--- What to work on ---
Check each line of the material below for "الزبيدي", then copy the ones that contain it.
___ Extracted records ___
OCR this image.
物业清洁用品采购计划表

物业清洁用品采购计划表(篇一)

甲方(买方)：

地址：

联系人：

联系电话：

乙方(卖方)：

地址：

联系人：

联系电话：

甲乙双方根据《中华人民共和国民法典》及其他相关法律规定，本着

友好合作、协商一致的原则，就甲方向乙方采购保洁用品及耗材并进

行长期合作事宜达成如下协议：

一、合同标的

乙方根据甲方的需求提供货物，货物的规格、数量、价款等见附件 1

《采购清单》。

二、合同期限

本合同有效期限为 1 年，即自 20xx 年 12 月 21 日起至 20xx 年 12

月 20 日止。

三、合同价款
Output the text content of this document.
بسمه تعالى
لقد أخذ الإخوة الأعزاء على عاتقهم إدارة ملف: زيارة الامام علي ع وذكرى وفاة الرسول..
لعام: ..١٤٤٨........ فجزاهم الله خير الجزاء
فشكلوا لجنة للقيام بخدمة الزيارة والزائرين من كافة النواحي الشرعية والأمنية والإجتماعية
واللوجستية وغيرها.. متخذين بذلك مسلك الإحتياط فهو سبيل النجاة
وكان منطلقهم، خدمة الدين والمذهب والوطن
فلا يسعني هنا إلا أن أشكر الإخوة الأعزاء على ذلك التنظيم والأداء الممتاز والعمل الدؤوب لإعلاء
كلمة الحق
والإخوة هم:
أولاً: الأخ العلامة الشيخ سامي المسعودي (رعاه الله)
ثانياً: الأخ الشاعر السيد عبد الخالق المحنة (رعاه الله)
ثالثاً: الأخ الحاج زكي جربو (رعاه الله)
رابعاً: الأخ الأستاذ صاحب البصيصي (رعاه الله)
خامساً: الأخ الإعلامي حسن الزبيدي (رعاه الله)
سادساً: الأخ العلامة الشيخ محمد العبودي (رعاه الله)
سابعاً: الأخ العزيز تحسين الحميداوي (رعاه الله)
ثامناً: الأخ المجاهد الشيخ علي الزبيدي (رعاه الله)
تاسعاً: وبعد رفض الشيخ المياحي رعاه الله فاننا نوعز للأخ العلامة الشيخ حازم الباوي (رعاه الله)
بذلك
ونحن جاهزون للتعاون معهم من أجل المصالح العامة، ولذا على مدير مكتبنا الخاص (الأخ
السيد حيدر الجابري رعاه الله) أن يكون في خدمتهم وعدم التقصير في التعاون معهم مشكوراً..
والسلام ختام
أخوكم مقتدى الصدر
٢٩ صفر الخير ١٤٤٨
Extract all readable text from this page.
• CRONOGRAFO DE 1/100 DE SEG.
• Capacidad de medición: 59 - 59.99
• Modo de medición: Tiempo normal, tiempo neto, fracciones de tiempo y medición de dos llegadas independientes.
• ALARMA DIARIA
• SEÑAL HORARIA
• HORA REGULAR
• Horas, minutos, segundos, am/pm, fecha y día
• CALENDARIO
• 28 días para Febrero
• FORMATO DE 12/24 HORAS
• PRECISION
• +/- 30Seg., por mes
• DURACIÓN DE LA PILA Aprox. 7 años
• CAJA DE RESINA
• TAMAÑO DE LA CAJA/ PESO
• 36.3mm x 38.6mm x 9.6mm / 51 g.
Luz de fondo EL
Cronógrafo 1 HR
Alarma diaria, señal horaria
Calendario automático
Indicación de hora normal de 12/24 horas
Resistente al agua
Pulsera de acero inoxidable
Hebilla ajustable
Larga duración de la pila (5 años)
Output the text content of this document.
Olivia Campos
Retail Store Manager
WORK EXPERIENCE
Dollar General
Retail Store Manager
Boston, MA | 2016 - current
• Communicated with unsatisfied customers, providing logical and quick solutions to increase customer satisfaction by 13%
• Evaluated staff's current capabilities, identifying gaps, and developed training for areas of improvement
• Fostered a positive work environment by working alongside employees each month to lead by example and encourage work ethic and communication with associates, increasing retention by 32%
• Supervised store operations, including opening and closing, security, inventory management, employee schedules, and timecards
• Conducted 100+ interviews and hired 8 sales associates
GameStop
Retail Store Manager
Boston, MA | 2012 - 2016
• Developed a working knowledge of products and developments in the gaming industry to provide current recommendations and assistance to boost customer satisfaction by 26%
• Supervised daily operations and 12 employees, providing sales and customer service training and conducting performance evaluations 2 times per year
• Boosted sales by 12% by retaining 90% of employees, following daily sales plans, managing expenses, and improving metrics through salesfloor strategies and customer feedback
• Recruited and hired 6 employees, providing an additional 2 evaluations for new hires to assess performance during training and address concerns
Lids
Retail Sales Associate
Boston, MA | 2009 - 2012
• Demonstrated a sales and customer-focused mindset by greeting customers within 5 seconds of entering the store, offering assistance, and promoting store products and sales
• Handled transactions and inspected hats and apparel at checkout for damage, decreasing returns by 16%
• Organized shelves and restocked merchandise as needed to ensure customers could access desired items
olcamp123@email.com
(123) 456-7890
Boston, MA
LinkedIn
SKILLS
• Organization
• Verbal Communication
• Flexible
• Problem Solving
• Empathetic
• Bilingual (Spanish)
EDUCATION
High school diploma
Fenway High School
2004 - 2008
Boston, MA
___
--- Result of this exercise ---
خامساً: الأخ الإعلامي حسن الزبيدي (رعاه الله)
ثامناً: الأخ المجاهد الشيخ علي الزبيدي (رعاه الله)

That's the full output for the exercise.